▸ Exercise
Would you write out the listing verbatim and skip every picture in it?

▸ Raw records
----
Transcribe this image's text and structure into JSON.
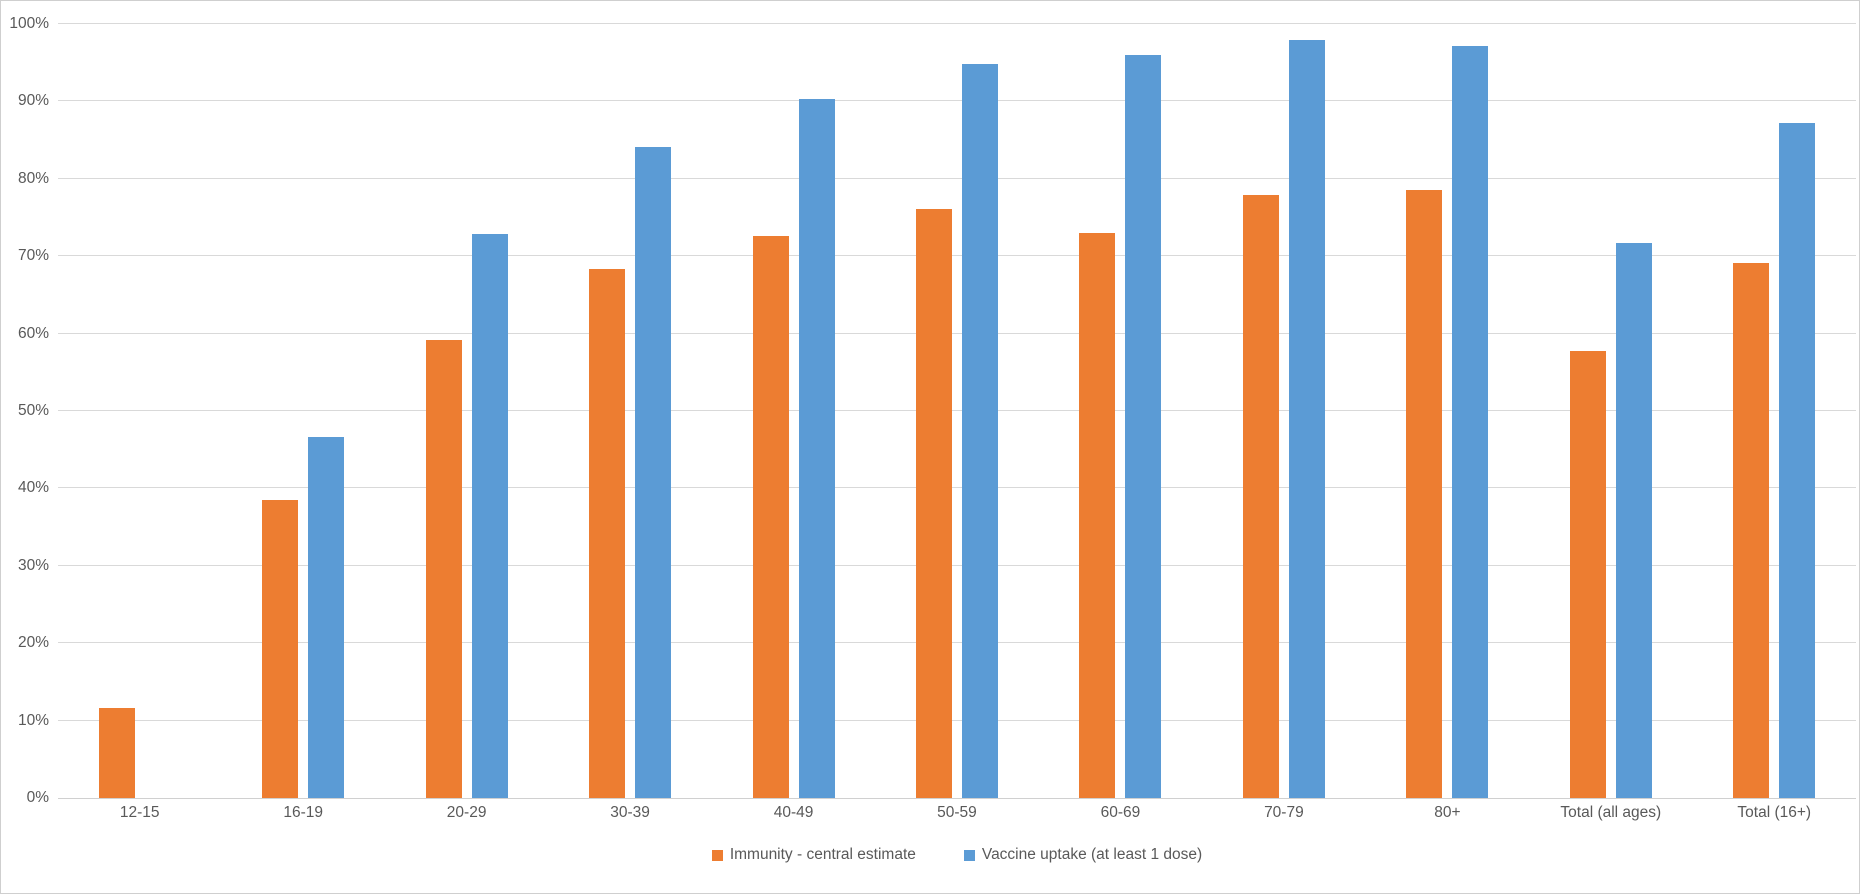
{
  "chart_data": {
    "type": "bar",
    "title": "",
    "categories": [
      "12-15",
      "16-19",
      "20-29",
      "30-39",
      "40-49",
      "50-59",
      "60-69",
      "70-79",
      "80+",
      "Total (all ages)",
      "Total (16+)"
    ],
    "series": [
      {
        "name": "Immunity - central estimate",
        "color": "#ED7D31",
        "values": [
          11.6,
          38.5,
          59.2,
          68.3,
          72.6,
          76.1,
          73.0,
          77.9,
          78.6,
          57.7,
          69.1
        ]
      },
      {
        "name": "Vaccine uptake (at least 1 dose)",
        "color": "#5B9BD5",
        "values": [
          null,
          46.6,
          72.9,
          84.1,
          90.3,
          94.8,
          96.0,
          97.9,
          97.2,
          71.7,
          87.2
        ]
      }
    ],
    "ylim": [
      0,
      100
    ],
    "ytick_step": 10,
    "ytick_labels": [
      "0%",
      "10%",
      "20%",
      "30%",
      "40%",
      "50%",
      "60%",
      "70%",
      "80%",
      "90%",
      "100%"
    ],
    "xlabel": "",
    "ylabel": "",
    "grid": true,
    "legend_position": "bottom",
    "colors": {
      "gridline": "#D9D9D9",
      "tick_text": "#595959",
      "background": "#FFFFFF"
    }
  }
}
----
▸ Answer to this exercise
Transcribe this image's text and structure into JSON.
{
  "chart_data": {
    "type": "bar",
    "title": "",
    "categories": [
      "12-15",
      "16-19",
      "20-29",
      "30-39",
      "40-49",
      "50-59",
      "60-69",
      "70-79",
      "80+",
      "Total (all ages)",
      "Total (16+)"
    ],
    "series": [
      {
        "name": "Immunity - central estimate",
        "color": "#ED7D31",
        "values": [
          11.6,
          38.5,
          59.2,
          68.3,
          72.6,
          76.1,
          73.0,
          77.9,
          78.6,
          57.7,
          69.1
        ]
      },
      {
        "name": "Vaccine uptake (at least 1 dose)",
        "color": "#5B9BD5",
        "values": [
          null,
          46.6,
          72.9,
          84.1,
          90.3,
          94.8,
          96.0,
          97.9,
          97.2,
          71.7,
          87.2
        ]
      }
    ],
    "ylim": [
      0,
      100
    ],
    "ytick_step": 10,
    "ytick_labels": [
      "0%",
      "10%",
      "20%",
      "30%",
      "40%",
      "50%",
      "60%",
      "70%",
      "80%",
      "90%",
      "100%"
    ],
    "xlabel": "",
    "ylabel": "",
    "grid": true,
    "legend_position": "bottom",
    "colors": {
      "gridline": "#D9D9D9",
      "tick_text": "#595959",
      "background": "#FFFFFF"
    }
  }
}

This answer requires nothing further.